- **TEXTE DE L'EXERCICE**

---------------

Macky sall ne peut pas guère appeler à un dialogue national dont la commission politique présidée par le général Mamadou Niang reste la seule aboutie puisqu’ayant été la seule à avoir déposé un rapport sur la table du président de la république et que ce dernier ne puisse pas en tirer les conséquences. il est alors clair que ces nominations qui viennent parachever le processus du dialogue politique sonnent comme un signal du président de la république d’une certaine ouverture à toutes les forces vives de la nation. a l’exception du Pds dont on ne mesure plus sa représentation suite à son boycott de la présidentielle et sa non participation au dialogue politique et de Sonko qui a aussi boycotté le dialogue politique et qui s’est signalé par un rejet total du système de Macky sall.

---------------

- **RELEVÉ DES DONNÉES**

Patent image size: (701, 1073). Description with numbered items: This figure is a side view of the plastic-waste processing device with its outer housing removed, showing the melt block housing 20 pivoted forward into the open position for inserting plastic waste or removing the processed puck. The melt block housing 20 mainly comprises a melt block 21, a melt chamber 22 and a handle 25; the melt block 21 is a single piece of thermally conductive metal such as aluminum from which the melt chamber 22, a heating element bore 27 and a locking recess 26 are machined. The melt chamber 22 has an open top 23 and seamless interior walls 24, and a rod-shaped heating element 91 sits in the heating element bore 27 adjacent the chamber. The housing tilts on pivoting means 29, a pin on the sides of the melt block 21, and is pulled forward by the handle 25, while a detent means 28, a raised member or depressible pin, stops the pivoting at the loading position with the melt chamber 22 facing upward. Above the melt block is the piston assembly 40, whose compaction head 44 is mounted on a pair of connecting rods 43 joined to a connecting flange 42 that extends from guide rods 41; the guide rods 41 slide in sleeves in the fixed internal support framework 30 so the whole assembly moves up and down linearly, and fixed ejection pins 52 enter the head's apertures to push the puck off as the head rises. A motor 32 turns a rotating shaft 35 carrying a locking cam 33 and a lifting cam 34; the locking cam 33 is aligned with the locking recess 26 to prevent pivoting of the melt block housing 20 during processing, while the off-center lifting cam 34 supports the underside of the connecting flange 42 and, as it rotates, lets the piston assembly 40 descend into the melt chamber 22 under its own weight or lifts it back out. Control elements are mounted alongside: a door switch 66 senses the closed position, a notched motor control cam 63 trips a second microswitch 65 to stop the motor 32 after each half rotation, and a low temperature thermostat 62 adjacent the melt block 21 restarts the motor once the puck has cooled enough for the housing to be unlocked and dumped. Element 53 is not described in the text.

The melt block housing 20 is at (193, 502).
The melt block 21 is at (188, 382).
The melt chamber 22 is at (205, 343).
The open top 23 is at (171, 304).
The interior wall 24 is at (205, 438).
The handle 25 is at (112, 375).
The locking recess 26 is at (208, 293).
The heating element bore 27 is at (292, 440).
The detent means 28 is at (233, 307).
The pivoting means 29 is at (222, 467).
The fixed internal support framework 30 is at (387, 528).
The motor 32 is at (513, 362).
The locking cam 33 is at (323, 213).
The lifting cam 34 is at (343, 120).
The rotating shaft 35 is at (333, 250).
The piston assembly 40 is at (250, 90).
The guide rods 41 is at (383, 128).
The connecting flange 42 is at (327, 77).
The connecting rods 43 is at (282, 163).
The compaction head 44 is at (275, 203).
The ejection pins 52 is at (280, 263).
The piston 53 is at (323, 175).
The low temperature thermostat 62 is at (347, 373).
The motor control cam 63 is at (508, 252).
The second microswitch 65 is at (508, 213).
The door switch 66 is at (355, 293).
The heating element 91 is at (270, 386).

---------------

- **LISTE DES CONSIGNES**
1 > Répondez à ces questions sur le texte consacré au dialogue national :
(a) Qui préside la commission politique ?
(b) Qu'a fait le Pds lors de la présidentielle ?
(c) Par quoi Sonko s'est-il signalé ?
2 > Reproduisez fidèlement le passage du texte sur le dialogue national qui commence aux mots « Macky sall ne » et se termine après les mots « de Macky sall. ».
3 > Quelles personnes le texte sur le dialogue national désigne-t-il par leur nom ? Donnez-les toutes.

- **CORRIGÉ DES EXERCICES**
1 >
(a) Le général Mamadou Niang.
(b) Il l'a boycottée.
(c) Par un rejet total du système de Macky sall.

2 >
Macky sall ne peut pas guère appeler à un dialogue national dont la commission politique présidée par le général Mamadou Niang reste la seule aboutie puisqu’ayant été la seule à avoir déposé un rapport sur la table du président de la république et que ce dernier ne puisse pas en tirer les conséquences. il est alors clair que ces nominations qui viennent parachever le processus du dialogue politique sonnent comme un signal du président de la république d’une certaine ouverture à toutes les forces vives de la nation. a l’exception du Pds dont on ne mesure plus sa représentation suite à son boycott de la présidentielle et sa non participation au dialogue politique et de Sonko qui a aussi boycotté le dialogue politique et qui s’est signalé par un rejet total du système de Macky sall.

3 >
- Macky sall
- Mamadou Niang
- Sonko